[Collection entries]
§

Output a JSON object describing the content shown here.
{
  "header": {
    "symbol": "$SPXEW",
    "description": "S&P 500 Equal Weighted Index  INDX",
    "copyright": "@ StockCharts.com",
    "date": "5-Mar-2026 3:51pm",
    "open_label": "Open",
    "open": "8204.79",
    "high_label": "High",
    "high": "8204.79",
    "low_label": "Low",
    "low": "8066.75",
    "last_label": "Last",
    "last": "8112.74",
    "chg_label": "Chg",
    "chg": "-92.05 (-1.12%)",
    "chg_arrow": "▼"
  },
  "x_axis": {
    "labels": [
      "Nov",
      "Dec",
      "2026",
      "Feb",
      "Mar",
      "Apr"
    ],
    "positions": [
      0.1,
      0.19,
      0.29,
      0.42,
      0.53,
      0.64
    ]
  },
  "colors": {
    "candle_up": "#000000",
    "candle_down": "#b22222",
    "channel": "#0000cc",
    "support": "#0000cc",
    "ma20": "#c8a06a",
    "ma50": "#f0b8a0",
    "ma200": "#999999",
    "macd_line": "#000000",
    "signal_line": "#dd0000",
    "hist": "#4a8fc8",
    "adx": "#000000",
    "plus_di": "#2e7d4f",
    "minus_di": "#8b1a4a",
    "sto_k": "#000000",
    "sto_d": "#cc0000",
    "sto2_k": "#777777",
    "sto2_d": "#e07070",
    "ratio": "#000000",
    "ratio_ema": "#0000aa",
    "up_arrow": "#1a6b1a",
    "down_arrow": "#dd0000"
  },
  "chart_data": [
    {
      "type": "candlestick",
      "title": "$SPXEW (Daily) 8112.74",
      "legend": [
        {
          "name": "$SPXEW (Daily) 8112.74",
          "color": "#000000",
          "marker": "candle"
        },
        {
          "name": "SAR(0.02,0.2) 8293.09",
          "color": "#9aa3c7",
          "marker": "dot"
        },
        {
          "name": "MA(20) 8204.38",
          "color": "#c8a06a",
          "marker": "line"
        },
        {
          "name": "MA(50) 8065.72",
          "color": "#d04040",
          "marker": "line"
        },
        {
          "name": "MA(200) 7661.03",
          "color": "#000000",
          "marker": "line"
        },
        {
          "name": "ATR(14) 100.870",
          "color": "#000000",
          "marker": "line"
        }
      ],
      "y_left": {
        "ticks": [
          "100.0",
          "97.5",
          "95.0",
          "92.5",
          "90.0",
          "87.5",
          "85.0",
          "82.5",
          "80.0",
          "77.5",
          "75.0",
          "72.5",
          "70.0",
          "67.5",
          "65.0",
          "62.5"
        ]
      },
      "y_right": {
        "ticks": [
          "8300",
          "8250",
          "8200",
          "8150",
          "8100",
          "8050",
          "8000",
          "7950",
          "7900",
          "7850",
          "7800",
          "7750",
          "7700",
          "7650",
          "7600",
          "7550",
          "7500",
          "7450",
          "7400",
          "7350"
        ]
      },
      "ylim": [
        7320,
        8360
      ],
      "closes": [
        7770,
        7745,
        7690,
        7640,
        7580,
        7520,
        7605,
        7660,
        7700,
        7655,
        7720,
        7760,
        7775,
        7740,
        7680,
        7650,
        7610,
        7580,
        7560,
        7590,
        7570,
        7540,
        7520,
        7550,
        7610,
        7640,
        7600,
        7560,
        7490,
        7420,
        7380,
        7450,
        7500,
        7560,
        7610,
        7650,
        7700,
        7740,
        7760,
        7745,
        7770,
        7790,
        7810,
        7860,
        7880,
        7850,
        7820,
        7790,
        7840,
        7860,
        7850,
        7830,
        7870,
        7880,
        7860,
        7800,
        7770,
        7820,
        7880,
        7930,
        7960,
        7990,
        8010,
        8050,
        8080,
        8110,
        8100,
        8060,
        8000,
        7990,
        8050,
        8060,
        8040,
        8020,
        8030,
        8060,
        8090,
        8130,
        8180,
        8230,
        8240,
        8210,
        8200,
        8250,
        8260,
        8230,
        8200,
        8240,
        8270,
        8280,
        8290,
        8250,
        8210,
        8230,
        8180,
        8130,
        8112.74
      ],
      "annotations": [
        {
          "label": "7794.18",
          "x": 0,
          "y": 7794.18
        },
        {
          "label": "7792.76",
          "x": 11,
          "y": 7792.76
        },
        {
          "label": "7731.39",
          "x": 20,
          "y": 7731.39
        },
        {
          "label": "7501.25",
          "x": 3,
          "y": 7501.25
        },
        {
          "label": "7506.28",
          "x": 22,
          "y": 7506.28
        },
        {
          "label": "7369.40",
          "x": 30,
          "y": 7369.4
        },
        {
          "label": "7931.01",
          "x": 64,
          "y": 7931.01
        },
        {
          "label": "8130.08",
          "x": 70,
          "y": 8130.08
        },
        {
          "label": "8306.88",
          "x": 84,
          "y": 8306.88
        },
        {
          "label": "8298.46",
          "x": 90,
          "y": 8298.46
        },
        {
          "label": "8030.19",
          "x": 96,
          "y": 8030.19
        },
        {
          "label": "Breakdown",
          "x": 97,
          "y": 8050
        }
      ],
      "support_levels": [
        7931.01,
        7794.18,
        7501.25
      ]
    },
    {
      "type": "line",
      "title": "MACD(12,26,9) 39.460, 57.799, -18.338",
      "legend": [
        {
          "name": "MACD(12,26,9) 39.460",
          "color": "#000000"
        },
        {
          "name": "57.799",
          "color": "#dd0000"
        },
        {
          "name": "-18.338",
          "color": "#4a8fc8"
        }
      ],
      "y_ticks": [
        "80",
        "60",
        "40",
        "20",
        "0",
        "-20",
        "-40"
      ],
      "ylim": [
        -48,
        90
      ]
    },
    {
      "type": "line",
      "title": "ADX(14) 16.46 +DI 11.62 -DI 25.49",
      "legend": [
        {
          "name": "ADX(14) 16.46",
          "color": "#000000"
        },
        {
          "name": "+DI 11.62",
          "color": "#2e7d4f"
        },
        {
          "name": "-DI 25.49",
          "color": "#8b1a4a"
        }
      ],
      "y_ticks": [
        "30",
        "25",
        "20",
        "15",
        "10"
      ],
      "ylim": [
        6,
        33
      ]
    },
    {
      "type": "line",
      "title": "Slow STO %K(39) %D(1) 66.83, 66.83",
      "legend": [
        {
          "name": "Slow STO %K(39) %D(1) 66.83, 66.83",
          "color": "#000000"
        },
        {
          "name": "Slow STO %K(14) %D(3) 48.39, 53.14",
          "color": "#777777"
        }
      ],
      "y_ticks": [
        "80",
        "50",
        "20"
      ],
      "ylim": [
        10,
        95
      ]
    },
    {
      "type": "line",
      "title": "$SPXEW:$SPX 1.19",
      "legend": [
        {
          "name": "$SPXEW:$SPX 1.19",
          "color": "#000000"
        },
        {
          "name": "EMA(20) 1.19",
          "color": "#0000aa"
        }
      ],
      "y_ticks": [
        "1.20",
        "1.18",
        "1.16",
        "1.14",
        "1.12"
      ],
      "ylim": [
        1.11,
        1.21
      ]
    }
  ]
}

§

#### TO BE DONE
Please output the complete data exactly.

#### RESPONSE TO THE EXERCISE
Output a JSON object describing the content shown here.
{
  "header": {
    "symbol": "$SPXEW",
    "description": "S&P 500 Equal Weighted Index  INDX",
    "copyright": "@ StockCharts.com",
    "date": "5-Mar-2026 3:51pm",
    "open_label": "Open",
    "open": "8204.79",
    "high_label": "High",
    "high": "8204.79",
    "low_label": "Low",
    "low": "8066.75",
    "last_label": "Last",
    "last": "8112.74",
    "chg_label": "Chg",
    "chg": "-92.05 (-1.12%)",
    "chg_arrow": "▼"
  },
  "x_axis": {
    "labels": [
      "Nov",
      "Dec",
      "2026",
      "Feb",
      "Mar",
      "Apr"
    ],
    "positions": [
      0.1,
      0.19,
      0.29,
      0.42,
      0.53,
      0.64
    ]
  },
  "colors": {
    "candle_up": "#000000",
    "candle_down": "#b22222",
    "channel": "#0000cc",
    "support": "#0000cc",
    "ma20": "#c8a06a",
    "ma50": "#f0b8a0",
    "ma200": "#999999",
    "macd_line": "#000000",
    "signal_line": "#dd0000",
    "hist": "#4a8fc8",
    "adx": "#000000",
    "plus_di": "#2e7d4f",
    "minus_di": "#8b1a4a",
    "sto_k": "#000000",
    "sto_d": "#cc0000",
    "sto2_k": "#777777",
    "sto2_d": "#e07070",
    "ratio": "#000000",
    "ratio_ema": "#0000aa",
    "up_arrow": "#1a6b1a",
    "down_arrow": "#dd0000"
  },
  "chart_data": [
    {
      "type": "candlestick",
      "title": "$SPXEW (Daily) 8112.74",
      "legend": [
        {
          "name": "$SPXEW (Daily) 8112.74",
          "color": "#000000",
          "marker": "candle"
        },
        {
          "name": "SAR(0.02,0.2) 8293.09",
          "color": "#9aa3c7",
          "marker": "dot"
        },
        {
          "name": "MA(20) 8204.38",
          "color": "#c8a06a",
          "marker": "line"
        },
        {
          "name": "MA(50) 8065.72",
          "color": "#d04040",
          "marker": "line"
        },
        {
          "name": "MA(200) 7661.03",
          "color": "#000000",
          "marker": "line"
        },
        {
          "name": "ATR(14) 100.870",
          "color": "#000000",
          "marker": "line"
        }
      ],
      "y_left": {
        "ticks": [
          "100.0",
          "97.5",
          "95.0",
          "92.5",
          "90.0",
          "87.5",
          "85.0",
          "82.5",
          "80.0",
          "77.5",
          "75.0",
          "72.5",
          "70.0",
          "67.5",
          "65.0",
          "62.5"
        ]
      },
      "y_right": {
        "ticks": [
          "8300",
          "8250",
          "8200",
          "8150",
          "8100",
          "8050",
          "8000",
          "7950",
          "7900",
          "7850",
          "7800",
          "7750",
          "7700",
          "7650",
          "7600",
          "7550",
          "7500",
          "7450",
          "7400",
          "7350"
        ]
      },
      "ylim": [
        7320,
        8360
      ],
      "closes": [
        7770,
        7745,
        7690,
        7640,
        7580,
        7520,
        7605,
        7660,
        7700,
        7655,
        7720,
        7760,
        7775,
        7740,
        7680,
        7650,
        7610,
        7580,
        7560,
        7590,
        7570,
        7540,
        7520,
        7550,
        7610,
        7640,
        7600,
        7560,
        7490,
        7420,
        7380,
        7450,
        7500,
        7560,
        7610,
        7650,
        7700,
        7740,
        7760,
        7745,
        7770,
        7790,
        7810,
        7860,
        7880,
        7850,
        7820,
        7790,
        7840,
        7860,
        7850,
        7830,
        7870,
        7880,
        7860,
        7800,
        7770,
        7820,
        7880,
        7930,
        7960,
        7990,
        8010,
        8050,
        8080,
        8110,
        8100,
        8060,
        8000,
        7990,
        8050,
        8060,
        8040,
        8020,
        8030,
        8060,
        8090,
        8130,
        8180,
        8230,
        8240,
        8210,
        8200,
        8250,
        8260,
        8230,
        8200,
        8240,
        8270,
        8280,
        8290,
        8250,
        8210,
        8230,
        8180,
        8130,
        8112.74
      ],
      "annotations": [
        {
          "label": "7794.18",
          "x": 0,
          "y": 7794.18
        },
        {
          "label": "7792.76",
          "x": 11,
          "y": 7792.76
        },
        {
          "label": "7731.39",
          "x": 20,
          "y": 7731.39
        },
        {
          "label": "7501.25",
          "x": 3,
          "y": 7501.25
        },
        {
          "label": "7506.28",
          "x": 22,
          "y": 7506.28
        },
        {
          "label": "7369.40",
          "x": 30,
          "y": 7369.4
        },
        {
          "label": "7931.01",
          "x": 64,
          "y": 7931.01
        },
        {
          "label": "8130.08",
          "x": 70,
          "y": 8130.08
        },
        {
          "label": "8306.88",
          "x": 84,
          "y": 8306.88
        },
        {
          "label": "8298.46",
          "x": 90,
          "y": 8298.46
        },
        {
          "label": "8030.19",
          "x": 96,
          "y": 8030.19
        },
        {
          "label": "Breakdown",
          "x": 97,
          "y": 8050
        }
      ],
      "support_levels": [
        7931.01,
        7794.18,
        7501.25
      ]
    },
    {
      "type": "line",
      "title": "MACD(12,26,9) 39.460, 57.799, -18.338",
      "legend": [
        {
          "name": "MACD(12,26,9) 39.460",
          "color": "#000000"
        },
        {
          "name": "57.799",
          "color": "#dd0000"
        },
        {
          "name": "-18.338",
          "color": "#4a8fc8"
        }
      ],
      "y_ticks": [
        "80",
        "60",
        "40",
        "20",
        "0",
        "-20",
        "-40"
      ],
      "ylim": [
        -48,
        90
      ]
    },
    {
      "type": "line",
      "title": "ADX(14) 16.46 +DI 11.62 -DI 25.49",
      "legend": [
        {
          "name": "ADX(14) 16.46",
          "color": "#000000"
        },
        {
          "name": "+DI 11.62",
          "color": "#2e7d4f"
        },
        {
          "name": "-DI 25.49",
          "color": "#8b1a4a"
        }
      ],
      "y_ticks": [
        "30",
        "25",
        "20",
        "15",
        "10"
      ],
      "ylim": [
        6,
        33
      ]
    },
    {
      "type": "line",
      "title": "Slow STO %K(39) %D(1) 66.83, 66.83",
      "legend": [
        {
          "name": "Slow STO %K(39) %D(1) 66.83, 66.83",
          "color": "#000000"
        },
        {
          "name": "Slow STO %K(14) %D(3) 48.39, 53.14",
          "color": "#777777"
        }
      ],
      "y_ticks": [
        "80",
        "50",
        "20"
      ],
      "ylim": [
        10,
        95
      ]
    },
    {
      "type": "line",
      "title": "$SPXEW:$SPX 1.19",
      "legend": [
        {
          "name": "$SPXEW:$SPX 1.19",
          "color": "#000000"
        },
        {
          "name": "EMA(20) 1.19",
          "color": "#0000aa"
        }
      ],
      "y_ticks": [
        "1.20",
        "1.18",
        "1.16",
        "1.14",
        "1.12"
      ],
      "ylim": [
        1.11,
        1.21
      ]
    }
  ]
}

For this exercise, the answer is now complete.